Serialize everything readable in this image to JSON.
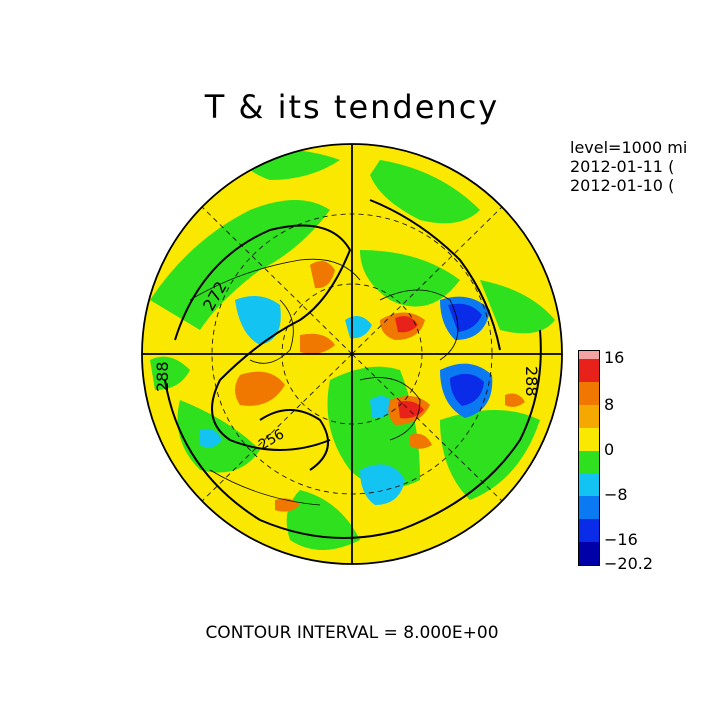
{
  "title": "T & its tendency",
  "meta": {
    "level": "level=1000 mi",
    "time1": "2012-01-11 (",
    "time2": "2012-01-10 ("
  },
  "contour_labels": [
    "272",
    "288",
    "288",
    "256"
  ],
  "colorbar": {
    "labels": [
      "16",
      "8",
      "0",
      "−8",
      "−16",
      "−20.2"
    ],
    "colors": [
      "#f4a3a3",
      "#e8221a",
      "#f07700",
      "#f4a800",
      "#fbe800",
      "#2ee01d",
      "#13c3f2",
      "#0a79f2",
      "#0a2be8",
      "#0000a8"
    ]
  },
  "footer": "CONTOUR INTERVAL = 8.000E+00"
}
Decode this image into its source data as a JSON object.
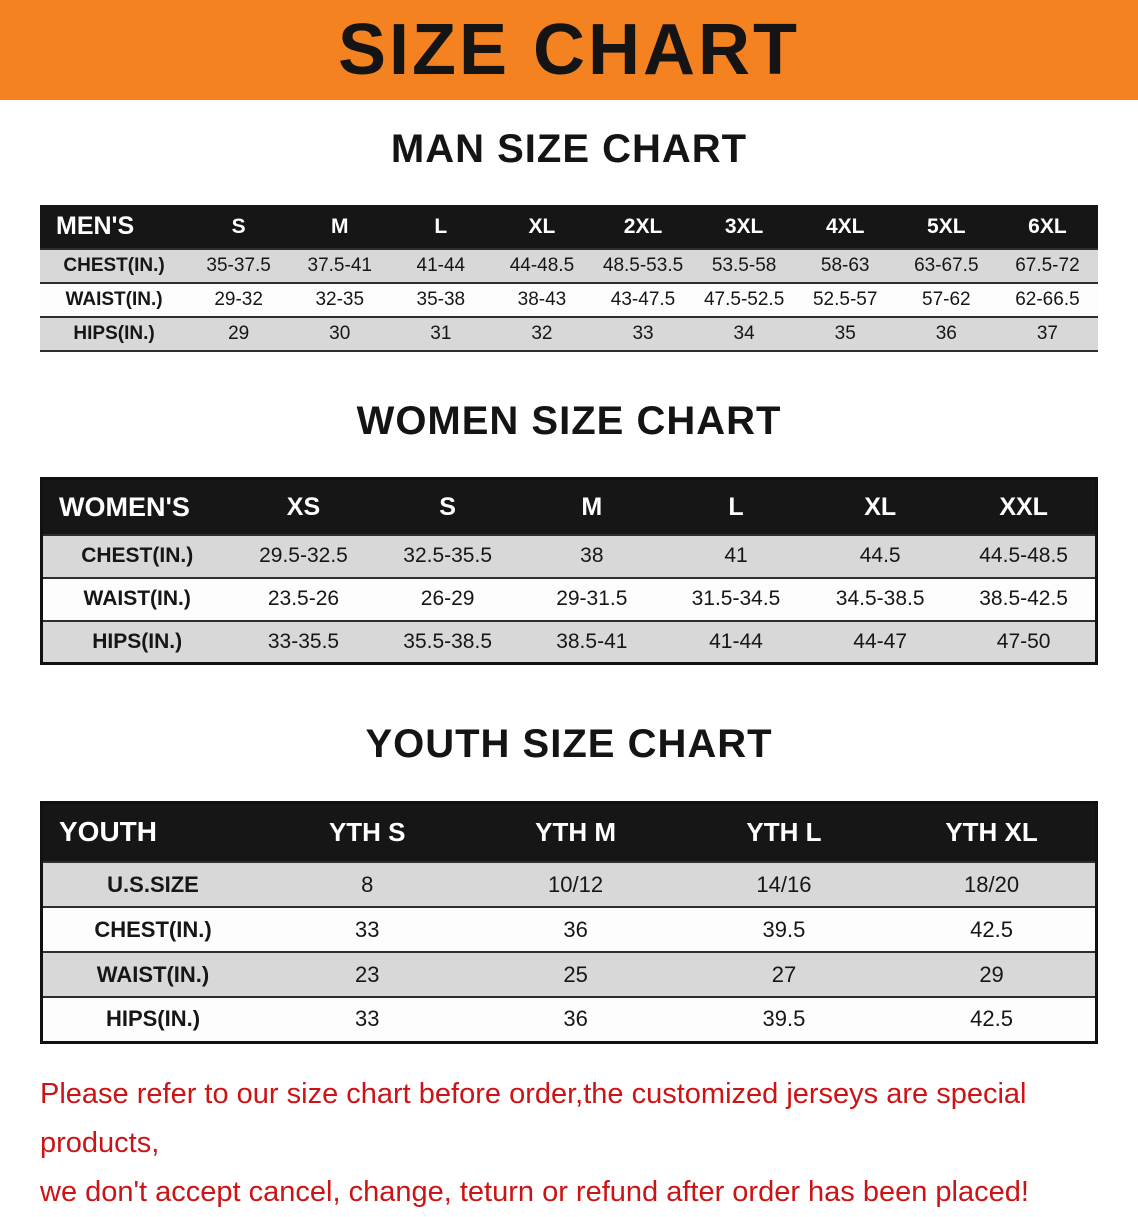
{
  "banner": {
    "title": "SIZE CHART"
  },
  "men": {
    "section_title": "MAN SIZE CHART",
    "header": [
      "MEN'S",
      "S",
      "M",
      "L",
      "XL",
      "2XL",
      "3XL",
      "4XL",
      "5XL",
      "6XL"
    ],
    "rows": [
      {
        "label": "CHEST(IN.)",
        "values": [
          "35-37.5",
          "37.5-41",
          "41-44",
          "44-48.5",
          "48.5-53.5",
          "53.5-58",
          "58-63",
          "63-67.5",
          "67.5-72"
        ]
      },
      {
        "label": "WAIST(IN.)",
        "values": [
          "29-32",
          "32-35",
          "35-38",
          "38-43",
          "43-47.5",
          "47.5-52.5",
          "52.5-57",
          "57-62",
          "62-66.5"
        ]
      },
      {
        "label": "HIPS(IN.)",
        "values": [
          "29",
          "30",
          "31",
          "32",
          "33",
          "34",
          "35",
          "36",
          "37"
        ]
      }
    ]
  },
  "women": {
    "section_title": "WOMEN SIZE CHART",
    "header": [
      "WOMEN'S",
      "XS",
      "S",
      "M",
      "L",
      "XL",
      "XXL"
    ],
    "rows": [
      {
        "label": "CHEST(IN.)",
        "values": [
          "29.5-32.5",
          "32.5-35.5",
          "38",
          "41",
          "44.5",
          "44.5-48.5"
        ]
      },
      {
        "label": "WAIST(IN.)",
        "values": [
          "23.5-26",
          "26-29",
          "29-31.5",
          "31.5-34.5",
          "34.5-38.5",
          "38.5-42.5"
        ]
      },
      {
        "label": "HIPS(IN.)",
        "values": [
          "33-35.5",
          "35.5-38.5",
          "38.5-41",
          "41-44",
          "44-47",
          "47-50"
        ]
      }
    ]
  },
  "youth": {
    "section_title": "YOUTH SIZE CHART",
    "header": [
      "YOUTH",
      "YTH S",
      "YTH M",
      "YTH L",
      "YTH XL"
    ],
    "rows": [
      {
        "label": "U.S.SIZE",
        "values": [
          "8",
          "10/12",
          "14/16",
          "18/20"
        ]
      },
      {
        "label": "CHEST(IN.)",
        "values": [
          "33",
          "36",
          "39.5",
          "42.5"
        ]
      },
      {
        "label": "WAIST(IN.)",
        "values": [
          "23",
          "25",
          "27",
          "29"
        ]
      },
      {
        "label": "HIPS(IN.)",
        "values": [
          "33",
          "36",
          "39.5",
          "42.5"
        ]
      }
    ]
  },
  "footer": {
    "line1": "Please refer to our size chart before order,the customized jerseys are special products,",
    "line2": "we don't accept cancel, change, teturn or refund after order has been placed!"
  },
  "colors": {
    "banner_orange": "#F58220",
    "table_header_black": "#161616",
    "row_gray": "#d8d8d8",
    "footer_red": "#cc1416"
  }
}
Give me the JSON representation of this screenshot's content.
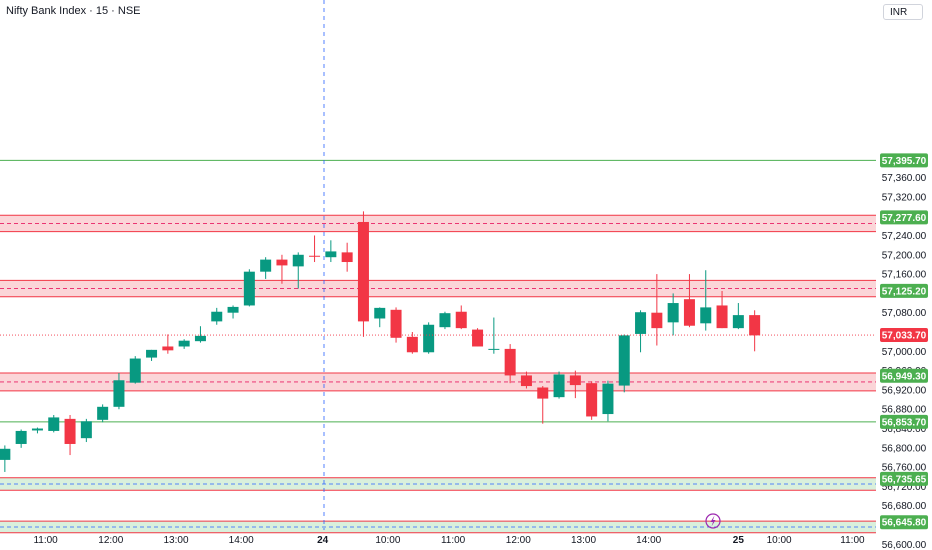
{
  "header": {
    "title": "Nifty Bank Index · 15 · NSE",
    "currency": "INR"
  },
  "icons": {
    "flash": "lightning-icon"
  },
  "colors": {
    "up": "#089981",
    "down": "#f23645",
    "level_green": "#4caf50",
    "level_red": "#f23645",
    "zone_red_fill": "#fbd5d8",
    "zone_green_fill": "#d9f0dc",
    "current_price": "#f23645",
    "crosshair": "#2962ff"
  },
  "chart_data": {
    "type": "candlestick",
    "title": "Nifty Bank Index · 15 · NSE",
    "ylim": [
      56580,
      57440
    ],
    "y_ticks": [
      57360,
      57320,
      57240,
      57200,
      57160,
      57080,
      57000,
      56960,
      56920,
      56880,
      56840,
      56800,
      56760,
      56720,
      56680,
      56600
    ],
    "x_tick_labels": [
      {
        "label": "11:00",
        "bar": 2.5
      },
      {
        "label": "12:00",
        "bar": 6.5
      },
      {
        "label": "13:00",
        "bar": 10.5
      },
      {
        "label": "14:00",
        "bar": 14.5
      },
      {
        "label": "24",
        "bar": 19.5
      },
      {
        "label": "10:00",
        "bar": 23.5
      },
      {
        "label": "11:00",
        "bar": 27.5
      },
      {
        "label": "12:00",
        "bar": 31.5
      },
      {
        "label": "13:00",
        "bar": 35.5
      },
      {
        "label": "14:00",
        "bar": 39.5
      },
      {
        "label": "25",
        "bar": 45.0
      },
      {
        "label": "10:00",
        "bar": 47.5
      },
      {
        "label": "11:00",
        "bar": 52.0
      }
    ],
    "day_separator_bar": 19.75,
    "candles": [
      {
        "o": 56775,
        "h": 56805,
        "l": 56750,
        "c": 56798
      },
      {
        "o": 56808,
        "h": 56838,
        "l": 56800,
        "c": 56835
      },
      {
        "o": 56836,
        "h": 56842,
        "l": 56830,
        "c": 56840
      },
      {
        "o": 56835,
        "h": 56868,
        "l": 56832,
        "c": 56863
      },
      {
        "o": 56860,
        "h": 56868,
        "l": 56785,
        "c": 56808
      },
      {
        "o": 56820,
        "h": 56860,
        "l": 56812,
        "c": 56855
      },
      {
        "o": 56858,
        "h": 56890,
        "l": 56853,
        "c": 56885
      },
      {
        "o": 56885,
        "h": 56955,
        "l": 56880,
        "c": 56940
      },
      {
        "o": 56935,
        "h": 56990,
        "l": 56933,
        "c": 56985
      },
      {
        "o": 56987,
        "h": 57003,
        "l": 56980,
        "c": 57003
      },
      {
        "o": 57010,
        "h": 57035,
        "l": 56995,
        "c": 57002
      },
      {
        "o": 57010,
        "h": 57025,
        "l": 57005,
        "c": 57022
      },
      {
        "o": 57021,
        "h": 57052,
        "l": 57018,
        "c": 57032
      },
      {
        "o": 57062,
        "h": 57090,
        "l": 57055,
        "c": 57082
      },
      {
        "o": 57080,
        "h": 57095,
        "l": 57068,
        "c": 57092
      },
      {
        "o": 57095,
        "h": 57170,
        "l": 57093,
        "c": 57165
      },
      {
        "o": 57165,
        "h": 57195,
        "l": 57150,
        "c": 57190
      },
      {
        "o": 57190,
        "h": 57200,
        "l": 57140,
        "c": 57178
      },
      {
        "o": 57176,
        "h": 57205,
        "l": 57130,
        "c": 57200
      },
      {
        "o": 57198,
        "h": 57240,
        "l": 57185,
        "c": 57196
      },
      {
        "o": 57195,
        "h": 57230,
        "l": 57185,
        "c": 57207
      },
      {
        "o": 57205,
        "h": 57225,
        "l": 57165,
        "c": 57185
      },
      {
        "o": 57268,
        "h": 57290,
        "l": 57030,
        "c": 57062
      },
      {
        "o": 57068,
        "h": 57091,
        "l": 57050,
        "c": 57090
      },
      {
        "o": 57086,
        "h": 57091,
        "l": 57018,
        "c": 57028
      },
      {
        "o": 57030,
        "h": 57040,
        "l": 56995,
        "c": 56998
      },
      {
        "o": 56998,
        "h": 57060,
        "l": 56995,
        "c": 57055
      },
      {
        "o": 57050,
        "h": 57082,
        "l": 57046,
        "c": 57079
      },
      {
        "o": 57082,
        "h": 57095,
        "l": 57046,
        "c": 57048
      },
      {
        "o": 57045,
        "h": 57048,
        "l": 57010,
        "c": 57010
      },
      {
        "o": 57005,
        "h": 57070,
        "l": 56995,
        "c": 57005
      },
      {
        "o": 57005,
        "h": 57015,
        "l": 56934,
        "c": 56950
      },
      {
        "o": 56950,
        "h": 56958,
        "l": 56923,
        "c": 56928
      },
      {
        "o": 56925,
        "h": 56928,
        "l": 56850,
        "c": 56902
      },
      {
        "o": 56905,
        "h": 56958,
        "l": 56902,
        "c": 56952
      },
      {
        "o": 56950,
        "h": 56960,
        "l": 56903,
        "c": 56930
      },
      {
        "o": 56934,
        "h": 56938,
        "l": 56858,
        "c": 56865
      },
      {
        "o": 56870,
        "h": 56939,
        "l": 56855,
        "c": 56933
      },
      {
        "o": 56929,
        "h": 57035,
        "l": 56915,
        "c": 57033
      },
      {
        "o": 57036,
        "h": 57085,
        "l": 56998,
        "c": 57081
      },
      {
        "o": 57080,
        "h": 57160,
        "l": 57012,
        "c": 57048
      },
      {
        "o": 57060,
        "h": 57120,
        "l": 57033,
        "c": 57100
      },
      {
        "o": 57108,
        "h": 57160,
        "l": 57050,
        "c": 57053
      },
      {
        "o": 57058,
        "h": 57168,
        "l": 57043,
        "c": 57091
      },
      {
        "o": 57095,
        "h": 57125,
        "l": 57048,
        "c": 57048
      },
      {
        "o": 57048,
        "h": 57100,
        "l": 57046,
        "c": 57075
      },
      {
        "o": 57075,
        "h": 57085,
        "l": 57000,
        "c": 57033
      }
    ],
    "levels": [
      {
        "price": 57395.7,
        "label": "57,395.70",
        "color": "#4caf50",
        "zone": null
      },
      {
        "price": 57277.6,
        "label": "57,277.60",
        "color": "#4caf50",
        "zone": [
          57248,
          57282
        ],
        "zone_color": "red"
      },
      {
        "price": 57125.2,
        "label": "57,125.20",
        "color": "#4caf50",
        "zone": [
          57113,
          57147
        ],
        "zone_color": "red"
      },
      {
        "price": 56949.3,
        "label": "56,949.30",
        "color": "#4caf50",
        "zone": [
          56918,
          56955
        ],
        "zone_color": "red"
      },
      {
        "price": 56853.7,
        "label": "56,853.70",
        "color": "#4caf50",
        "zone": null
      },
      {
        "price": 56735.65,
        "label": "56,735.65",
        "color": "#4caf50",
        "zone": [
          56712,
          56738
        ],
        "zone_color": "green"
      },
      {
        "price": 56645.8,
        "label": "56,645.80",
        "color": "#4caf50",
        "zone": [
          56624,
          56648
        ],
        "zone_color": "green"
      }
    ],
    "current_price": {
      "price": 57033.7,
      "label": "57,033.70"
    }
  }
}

WRITTEN EXERCISE
Determine how many lines in the records contain "order", and reply with the number only.

SOLUTION BELOW
2